Data entries

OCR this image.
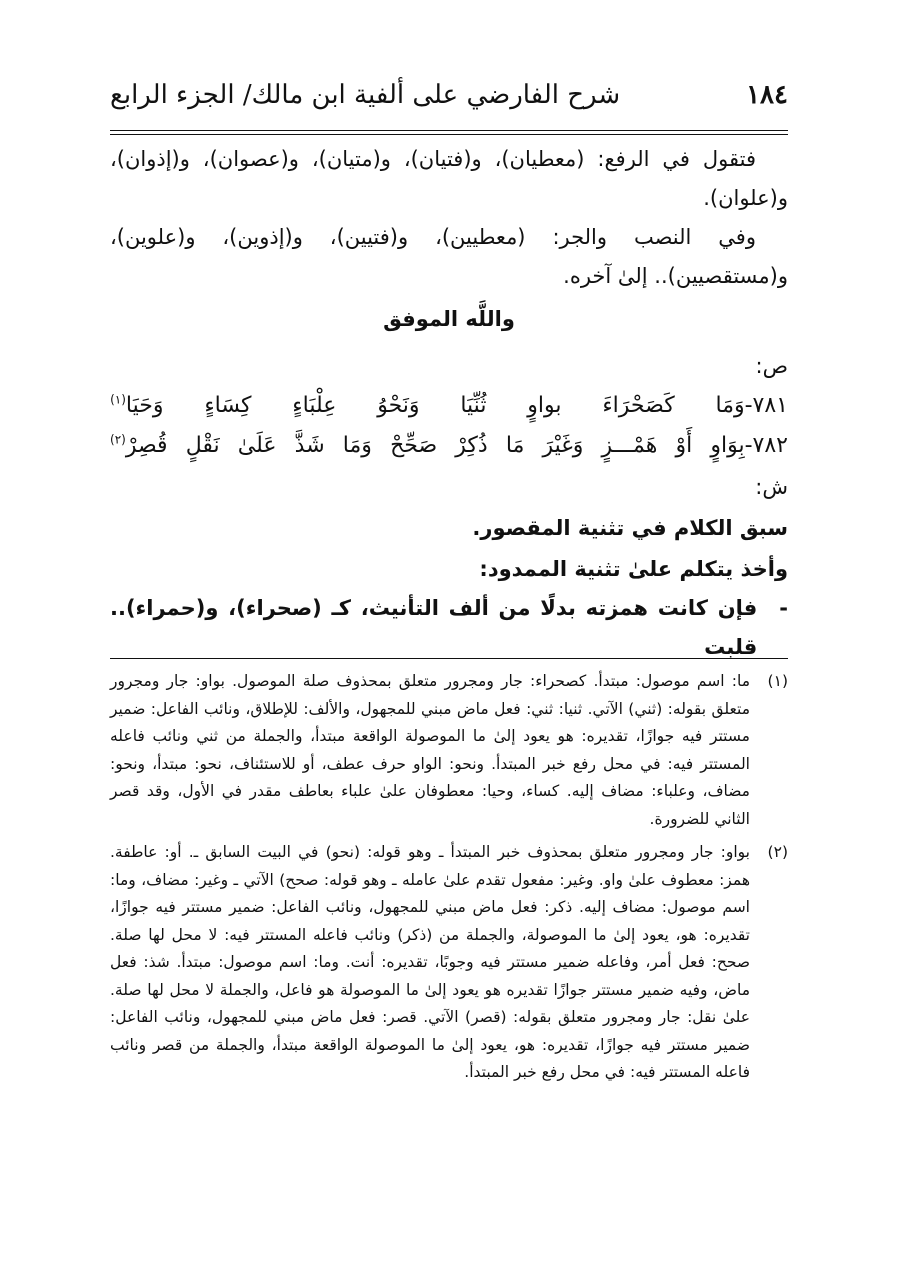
١٨٤
شرح الفارضي على ألفية ابن مالك/ الجزء الرابع

فتقول في الرفع: (معطيان)، و(فتيان)، و(متيان)، و(عصوان)، و(إذوان)، و(علوان).

وفي النصب والجر: (معطيين)، و(فتيين)، و(إذوين)، و(علوين)، و(مستقصيين).. إلىٰ آخره.

واللَّه الموفق

ص:

٧٨١-وَمَا
كَصَحْرَاءَ
بواوٍ
ثُنِّيَا
وَنَحْوُ
عِلْبَاءٍ
كِسَاءٍ
وَحَيَا$^{(١)}$
٧٨٢-بِوَاوٍ
أَوْ
هَمْـــزٍ
وَغَيْرَ
مَا
ذُكِرْ
صَحِّحْ
وَمَا
شَذَّ
عَلَىٰ
نَقْلٍ
قُصِرْ$^{(٢)}$

ش:

سبق الكلام في تثنية المقصور.

وأخذ يتكلم علىٰ تثنية الممدود:

-
فإن كانت همزته بدلًا من ألف التأنيث، كـ (صحراء)، و(حمراء).. قلبت
(١)
ما: اسم موصول: مبتدأ. كصحراء: جار ومجرور متعلق بمحذوف صلة الموصول. بواو: جار ومجرور متعلق بقوله: (ثني) الآتي. ثنيا: ثني: فعل ماض مبني للمجهول، والألف: للإطلاق، ونائب الفاعل: ضمير مستتر فيه جوازًا، تقديره: هو يعود إلىٰ ما الموصولة الواقعة مبتدأ، والجملة من ثني ونائب فاعله المستتر فيه: في محل رفع خبر المبتدأ. ونحو: الواو حرف عطف، أو للاستئناف، نحو: مبتدأ، ونحو: مضاف، وعلباء: مضاف إليه. كساء، وحيا: معطوفان علىٰ علباء بعاطف مقدر في الأول، وقد قصر الثاني للضرورة.
(٢)
بواو: جار ومجرور متعلق بمحذوف خبر المبتدأ ـ وهو قوله: (نحو) في البيت السابق ـ. أو: عاطفة. همز: معطوف علىٰ واو. وغير: مفعول تقدم علىٰ عامله ـ وهو قوله: صحح) الآتي ـ وغير: مضاف، وما: اسم موصول: مضاف إليه. ذكر: فعل ماض مبني للمجهول، ونائب الفاعل: ضمير مستتر فيه جوازًا، تقديره: هو، يعود إلىٰ ما الموصولة، والجملة من (ذكر) ونائب فاعله المستتر فيه: لا محل لها صلة. صحح: فعل أمر، وفاعله ضمير مستتر فيه وجوبًا، تقديره: أنت. وما: اسم موصول: مبتدأ. شذ: فعل ماض، وفيه ضمير مستتر جوازًا تقديره هو يعود إلىٰ ما الموصولة هو فاعل، والجملة لا محل لها صلة. علىٰ نقل: جار ومجرور متعلق بقوله: (قصر) الآتي. قصر: فعل ماض مبني للمجهول، ونائب الفاعل: ضمير مستتر فيه جوازًا، تقديره: هو، يعود إلىٰ ما الموصولة الواقعة مبتدأ، والجملة من قصر ونائب فاعله المستتر فيه: في محل رفع خبر المبتدأ.
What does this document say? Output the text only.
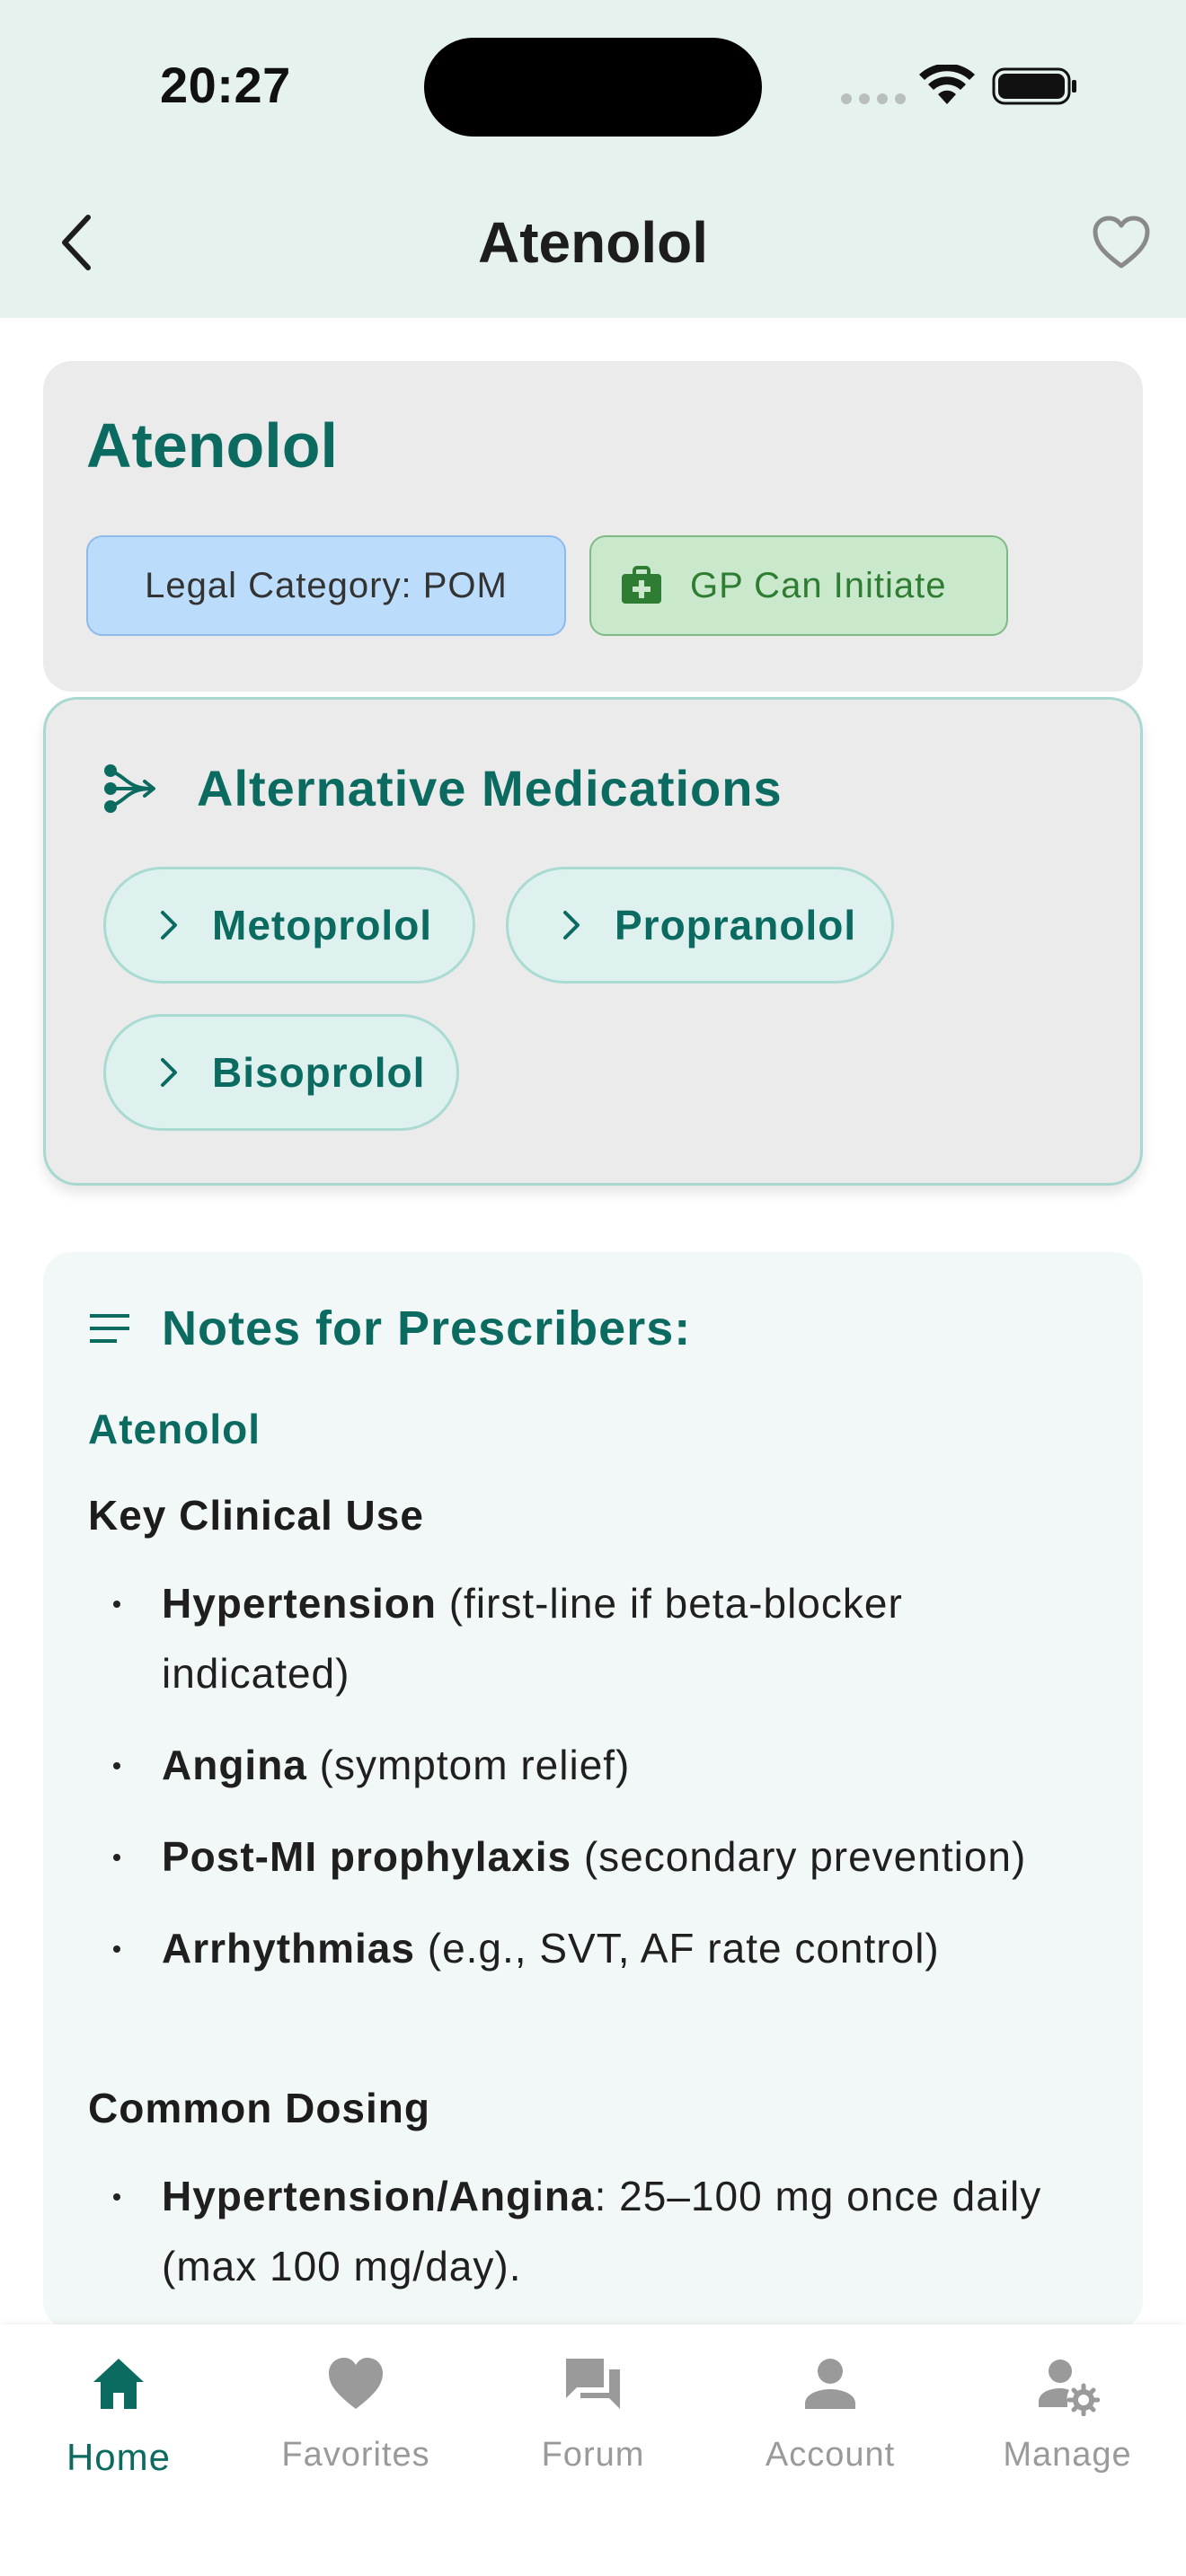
20:27
Atenolol
Atenolol
Legal Category: POM	GP Can Initiate
Alternative Medications
Metoprolol	Propranolol
Bisoprolol
Notes for Prescribers:
Atenolol
Key Clinical Use
Hypertension (first-line if beta-blocker indicated)
Angina (symptom relief)
Post-MI prophylaxis (secondary prevention)
Arrhythmias (e.g., SVT, AF rate control)
Common Dosing
Hypertension/Angina: 25–100 mg once daily (max 100 mg/day).
Home	Favorites	Forum	Account	Manage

• _Exercise details_
List each line of the records that holds the string "ضمير".

• _Expected answer_
ما: اسم موصول: مبتدأ. كصحراء: جار ومجرور متعلق بمحذوف صلة الموصول. بواو: جار ومجرور متعلق بقوله: (ثني) الآتي. ثنيا: ثني: فعل ماض مبني للمجهول، والألف: للإطلاق، ونائب الفاعل: ضمير مستتر فيه جوازًا، تقديره: هو يعود إلىٰ ما الموصولة الواقعة مبتدأ، والجملة من ثني ونائب فاعله المستتر فيه: في محل رفع خبر المبتدأ. ونحو: الواو حرف عطف، أو للاستئناف، نحو: مبتدأ، ونحو: مضاف، وعلباء: مضاف إليه. كساء، وحيا: معطوفان علىٰ علباء بعاطف مقدر في الأول، وقد قصر الثاني للضرورة.
بواو: جار ومجرور متعلق بمحذوف خبر المبتدأ ـ وهو قوله: (نحو) في البيت السابق ـ. أو: عاطفة. همز: معطوف علىٰ واو. وغير: مفعول تقدم علىٰ عامله ـ وهو قوله: صحح) الآتي ـ وغير: مضاف، وما: اسم موصول: مضاف إليه. ذكر: فعل ماض مبني للمجهول، ونائب الفاعل: ضمير مستتر فيه جوازًا، تقديره: هو، يعود إلىٰ ما الموصولة، والجملة من (ذكر) ونائب فاعله المستتر فيه: لا محل لها صلة. صحح: فعل أمر، وفاعله ضمير مستتر فيه وجوبًا، تقديره: أنت. وما: اسم موصول: مبتدأ. شذ: فعل ماض، وفيه ضمير مستتر جوازًا تقديره هو يعود إلىٰ ما الموصولة هو فاعل، والجملة لا محل لها صلة. علىٰ نقل: جار ومجرور متعلق بقوله: (قصر) الآتي. قصر: فعل ماض مبني للمجهول، ونائب الفاعل: ضمير مستتر فيه جوازًا، تقديره: هو، يعود إلىٰ ما الموصولة الواقعة مبتدأ، والجملة من قصر ونائب فاعله المستتر فيه: في محل رفع خبر المبتدأ.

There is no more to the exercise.